- [ACTION ITEM]
Answer these questions about the text on Kartini:
(a) On what date is Kartini Day?
(b) Whose music did the writer borrow for the new video?
(c) Which group did Kartini aim to help gain an education?

Video itu cukup populer di YouTube, sehingga pada bulan April saya memutuskan untuk membuat video lain untuk menghormati Kartini. Saya menciptakan video untuk rilis pada Hari Kartini pada tanggal 21 April. Kali ini saya meminjam lagu dari Iggy Azalea dan ‘Trouble’ Jennifer Hudson, dan rapnya jauh lebih cepat. Rap ini sulit menulis, dan lebih sulit lagi untuk menyanyi, tapi cara bagus berbagi cerita tentang pahlawati ini. Saya mengagumi cara Kartini menanggulangi kesulitan dalam hidupnya, bagaimana dia mencoba memperbaiki pendidikannya dan membantu orang lain bahkan kapan ayahnya melarang dia melanjutkan pendidikan formal selama pingit. Kartini memiliki kejelasan tujuan tentang kebutuhan untuk mendukung gadis-gadis Jawa supaya memperoleh pendidikan. Saya berharap saudari dan saudara Indonesia menikmati lagu ini kapan mereka merayakan Hari Kartini, dan saya berharap teman-teman Australia akan menonton video tersebut- dan tarian saya yang mengerikan – dan belajar tentang kehidupan Kartini yang luar biasa.

- [DATA]
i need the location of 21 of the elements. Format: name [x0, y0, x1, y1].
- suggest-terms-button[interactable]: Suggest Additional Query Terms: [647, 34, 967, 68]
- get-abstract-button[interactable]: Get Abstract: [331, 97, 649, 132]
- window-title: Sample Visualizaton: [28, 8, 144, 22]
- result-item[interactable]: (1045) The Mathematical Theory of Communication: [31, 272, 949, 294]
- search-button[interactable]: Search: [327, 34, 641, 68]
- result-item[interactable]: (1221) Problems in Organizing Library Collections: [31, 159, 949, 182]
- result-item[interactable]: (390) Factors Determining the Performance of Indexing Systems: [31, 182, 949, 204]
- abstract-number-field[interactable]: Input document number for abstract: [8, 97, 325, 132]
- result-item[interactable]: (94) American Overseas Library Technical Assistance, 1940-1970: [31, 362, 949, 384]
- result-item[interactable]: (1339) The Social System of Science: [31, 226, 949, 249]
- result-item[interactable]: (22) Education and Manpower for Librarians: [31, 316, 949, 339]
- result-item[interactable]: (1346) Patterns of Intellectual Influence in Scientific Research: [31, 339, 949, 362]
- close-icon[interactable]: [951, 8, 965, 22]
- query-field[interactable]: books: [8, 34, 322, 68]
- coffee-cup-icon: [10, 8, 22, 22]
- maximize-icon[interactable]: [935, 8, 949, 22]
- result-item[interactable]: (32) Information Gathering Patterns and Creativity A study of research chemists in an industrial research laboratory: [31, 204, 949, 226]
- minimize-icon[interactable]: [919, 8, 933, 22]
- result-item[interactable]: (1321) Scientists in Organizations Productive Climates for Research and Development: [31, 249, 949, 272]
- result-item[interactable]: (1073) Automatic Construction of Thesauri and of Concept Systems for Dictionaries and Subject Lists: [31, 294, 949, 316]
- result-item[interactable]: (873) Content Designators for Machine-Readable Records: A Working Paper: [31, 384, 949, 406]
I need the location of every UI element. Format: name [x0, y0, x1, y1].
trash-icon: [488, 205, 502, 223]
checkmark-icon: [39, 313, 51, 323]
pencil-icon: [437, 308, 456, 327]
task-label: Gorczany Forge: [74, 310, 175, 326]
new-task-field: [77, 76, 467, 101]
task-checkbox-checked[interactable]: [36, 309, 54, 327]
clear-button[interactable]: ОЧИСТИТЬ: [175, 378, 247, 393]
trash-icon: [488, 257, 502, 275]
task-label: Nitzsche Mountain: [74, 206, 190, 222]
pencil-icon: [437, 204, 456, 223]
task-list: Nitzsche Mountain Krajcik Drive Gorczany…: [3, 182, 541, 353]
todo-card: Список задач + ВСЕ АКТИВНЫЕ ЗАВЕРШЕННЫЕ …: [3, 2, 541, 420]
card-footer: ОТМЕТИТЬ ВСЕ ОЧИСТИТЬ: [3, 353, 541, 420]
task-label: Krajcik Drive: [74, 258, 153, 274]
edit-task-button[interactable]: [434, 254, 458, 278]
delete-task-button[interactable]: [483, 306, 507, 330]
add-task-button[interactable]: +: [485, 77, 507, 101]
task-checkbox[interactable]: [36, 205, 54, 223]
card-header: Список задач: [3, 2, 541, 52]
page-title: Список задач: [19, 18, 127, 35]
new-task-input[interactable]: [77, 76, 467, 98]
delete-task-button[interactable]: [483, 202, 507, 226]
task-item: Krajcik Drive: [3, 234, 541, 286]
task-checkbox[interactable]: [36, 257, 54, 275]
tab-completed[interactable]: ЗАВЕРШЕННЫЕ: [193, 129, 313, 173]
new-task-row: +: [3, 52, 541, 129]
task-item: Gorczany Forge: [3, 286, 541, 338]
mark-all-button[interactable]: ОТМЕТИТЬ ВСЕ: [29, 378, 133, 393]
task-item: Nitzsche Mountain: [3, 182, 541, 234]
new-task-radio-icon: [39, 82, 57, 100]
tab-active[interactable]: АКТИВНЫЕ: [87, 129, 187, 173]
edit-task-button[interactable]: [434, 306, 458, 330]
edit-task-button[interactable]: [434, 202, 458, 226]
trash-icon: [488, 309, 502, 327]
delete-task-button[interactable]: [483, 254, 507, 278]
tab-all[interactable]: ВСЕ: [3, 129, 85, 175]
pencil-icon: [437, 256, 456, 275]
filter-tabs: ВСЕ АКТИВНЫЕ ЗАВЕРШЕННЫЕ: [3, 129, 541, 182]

- [WORKED SOLUTION]
(a) April 21.
(b) A song by Iggy Azalea and Jennifer Hudson's "Trouble."
(c) Javanese girls.